THE PROBLEM => In the data that follows, count the lines in which the word "size" occurs, and report that figure alone.

ENTRIES SHOWN =>
#####

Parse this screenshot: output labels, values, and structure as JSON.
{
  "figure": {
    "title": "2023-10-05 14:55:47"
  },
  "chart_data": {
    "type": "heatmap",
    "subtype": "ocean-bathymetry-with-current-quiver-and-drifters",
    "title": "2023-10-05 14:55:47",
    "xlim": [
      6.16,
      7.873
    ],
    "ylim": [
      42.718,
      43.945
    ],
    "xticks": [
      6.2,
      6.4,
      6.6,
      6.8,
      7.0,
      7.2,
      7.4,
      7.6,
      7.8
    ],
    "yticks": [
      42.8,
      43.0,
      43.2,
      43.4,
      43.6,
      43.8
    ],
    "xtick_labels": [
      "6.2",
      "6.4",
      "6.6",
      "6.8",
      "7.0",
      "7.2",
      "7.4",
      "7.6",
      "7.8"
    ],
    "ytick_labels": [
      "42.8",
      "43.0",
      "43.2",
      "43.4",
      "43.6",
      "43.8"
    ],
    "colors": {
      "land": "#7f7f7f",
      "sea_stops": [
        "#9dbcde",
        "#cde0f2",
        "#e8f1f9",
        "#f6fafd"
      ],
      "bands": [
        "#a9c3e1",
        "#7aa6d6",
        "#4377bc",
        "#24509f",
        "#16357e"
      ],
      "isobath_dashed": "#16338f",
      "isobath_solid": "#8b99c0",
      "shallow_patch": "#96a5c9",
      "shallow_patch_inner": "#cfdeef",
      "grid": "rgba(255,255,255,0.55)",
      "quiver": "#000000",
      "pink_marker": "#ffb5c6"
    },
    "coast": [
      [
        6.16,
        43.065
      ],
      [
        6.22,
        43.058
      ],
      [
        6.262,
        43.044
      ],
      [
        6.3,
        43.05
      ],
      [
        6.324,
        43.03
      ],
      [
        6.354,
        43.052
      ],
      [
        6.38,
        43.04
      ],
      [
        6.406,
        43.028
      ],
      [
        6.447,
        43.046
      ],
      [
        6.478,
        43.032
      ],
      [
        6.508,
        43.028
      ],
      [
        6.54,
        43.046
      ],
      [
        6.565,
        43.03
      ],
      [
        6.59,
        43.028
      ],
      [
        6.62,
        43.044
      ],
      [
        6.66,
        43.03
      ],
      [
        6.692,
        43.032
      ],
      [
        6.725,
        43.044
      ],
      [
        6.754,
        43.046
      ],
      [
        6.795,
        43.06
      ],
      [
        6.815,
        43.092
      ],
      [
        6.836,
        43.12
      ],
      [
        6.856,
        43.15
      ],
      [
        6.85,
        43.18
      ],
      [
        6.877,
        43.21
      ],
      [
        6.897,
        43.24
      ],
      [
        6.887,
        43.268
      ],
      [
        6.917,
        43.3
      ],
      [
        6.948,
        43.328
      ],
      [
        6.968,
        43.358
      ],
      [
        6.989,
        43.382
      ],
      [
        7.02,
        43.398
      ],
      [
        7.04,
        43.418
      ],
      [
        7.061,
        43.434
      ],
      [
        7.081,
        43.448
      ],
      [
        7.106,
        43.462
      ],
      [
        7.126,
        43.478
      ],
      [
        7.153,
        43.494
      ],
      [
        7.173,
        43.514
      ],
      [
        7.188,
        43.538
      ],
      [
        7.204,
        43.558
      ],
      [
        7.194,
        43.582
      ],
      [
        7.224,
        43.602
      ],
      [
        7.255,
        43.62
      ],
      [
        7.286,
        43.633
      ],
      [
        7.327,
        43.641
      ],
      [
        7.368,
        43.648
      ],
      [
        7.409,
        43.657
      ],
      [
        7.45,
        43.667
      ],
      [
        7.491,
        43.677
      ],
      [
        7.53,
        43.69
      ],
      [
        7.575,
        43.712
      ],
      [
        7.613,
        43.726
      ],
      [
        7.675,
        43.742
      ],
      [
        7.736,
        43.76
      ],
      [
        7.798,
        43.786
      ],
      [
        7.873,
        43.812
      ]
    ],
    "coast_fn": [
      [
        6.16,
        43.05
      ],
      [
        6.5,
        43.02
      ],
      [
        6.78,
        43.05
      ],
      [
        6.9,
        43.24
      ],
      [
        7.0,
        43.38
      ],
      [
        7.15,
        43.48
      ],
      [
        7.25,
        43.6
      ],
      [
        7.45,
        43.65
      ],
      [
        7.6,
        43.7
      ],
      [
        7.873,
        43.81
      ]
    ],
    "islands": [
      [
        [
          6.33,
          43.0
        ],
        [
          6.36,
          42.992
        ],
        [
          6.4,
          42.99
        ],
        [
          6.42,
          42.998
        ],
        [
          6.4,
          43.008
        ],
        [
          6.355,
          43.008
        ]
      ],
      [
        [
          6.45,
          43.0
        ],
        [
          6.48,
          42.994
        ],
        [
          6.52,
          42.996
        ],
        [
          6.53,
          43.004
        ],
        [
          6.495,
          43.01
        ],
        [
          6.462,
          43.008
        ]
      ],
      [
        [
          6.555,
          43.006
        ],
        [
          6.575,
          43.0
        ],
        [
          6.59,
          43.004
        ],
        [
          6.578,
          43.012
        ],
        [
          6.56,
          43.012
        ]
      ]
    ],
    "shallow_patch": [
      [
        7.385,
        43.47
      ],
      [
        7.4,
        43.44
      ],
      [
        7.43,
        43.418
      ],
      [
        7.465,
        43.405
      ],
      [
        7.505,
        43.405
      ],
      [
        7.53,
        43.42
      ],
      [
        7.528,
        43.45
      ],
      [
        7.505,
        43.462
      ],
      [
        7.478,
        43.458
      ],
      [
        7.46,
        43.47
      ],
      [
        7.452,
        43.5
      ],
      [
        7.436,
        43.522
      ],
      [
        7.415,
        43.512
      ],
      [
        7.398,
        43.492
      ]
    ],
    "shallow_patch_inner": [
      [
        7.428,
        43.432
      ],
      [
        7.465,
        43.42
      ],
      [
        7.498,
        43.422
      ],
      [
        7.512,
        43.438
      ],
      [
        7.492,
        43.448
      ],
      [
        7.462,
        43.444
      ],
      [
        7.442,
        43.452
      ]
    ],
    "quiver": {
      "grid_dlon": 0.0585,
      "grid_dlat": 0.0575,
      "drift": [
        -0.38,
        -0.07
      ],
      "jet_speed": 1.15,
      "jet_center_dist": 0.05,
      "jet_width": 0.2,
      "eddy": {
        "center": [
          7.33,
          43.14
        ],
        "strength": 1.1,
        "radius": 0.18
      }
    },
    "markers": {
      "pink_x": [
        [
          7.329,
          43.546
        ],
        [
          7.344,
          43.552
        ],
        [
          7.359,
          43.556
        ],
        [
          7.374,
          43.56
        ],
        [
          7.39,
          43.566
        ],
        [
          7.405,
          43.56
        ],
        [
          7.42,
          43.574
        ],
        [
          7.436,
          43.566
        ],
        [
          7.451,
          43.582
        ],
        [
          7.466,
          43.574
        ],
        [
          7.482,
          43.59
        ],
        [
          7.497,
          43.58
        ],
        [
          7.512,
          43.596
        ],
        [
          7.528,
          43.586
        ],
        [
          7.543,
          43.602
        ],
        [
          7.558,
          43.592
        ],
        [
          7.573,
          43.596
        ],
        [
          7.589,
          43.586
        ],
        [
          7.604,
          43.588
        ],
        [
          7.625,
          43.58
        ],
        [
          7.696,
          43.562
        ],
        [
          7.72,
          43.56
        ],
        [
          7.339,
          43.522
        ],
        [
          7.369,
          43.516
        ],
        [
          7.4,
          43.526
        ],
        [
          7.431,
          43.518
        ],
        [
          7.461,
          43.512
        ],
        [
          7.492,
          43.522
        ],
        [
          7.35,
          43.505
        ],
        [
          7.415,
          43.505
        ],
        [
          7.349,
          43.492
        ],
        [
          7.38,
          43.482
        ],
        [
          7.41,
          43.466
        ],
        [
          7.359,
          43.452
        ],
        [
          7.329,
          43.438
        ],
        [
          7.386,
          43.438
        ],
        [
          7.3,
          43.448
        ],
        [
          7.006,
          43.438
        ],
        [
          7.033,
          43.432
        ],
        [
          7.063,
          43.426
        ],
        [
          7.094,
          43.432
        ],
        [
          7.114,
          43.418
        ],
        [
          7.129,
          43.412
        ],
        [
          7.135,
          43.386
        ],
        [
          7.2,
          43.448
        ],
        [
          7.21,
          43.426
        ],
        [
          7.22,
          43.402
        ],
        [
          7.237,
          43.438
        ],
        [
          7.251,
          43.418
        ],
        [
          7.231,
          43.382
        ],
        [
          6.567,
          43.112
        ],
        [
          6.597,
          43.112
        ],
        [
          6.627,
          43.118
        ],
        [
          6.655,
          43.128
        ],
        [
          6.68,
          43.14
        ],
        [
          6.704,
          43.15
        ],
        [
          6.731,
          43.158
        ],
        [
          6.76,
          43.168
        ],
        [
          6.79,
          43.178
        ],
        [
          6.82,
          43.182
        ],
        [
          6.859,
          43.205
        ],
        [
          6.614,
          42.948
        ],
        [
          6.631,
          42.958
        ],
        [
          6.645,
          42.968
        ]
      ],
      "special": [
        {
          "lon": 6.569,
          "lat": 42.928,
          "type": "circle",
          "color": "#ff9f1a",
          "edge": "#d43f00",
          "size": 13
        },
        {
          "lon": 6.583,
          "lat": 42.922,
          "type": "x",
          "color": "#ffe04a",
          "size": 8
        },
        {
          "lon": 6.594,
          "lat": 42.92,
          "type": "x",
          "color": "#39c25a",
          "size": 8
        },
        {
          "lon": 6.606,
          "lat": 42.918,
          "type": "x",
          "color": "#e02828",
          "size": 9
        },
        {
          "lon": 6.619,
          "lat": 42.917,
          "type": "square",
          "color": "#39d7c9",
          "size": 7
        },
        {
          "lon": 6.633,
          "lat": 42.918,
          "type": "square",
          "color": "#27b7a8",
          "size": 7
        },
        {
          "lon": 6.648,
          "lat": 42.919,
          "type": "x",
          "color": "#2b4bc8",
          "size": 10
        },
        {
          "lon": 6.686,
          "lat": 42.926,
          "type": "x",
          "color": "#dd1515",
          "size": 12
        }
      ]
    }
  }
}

#####

EXERCISE OUTPUT => 8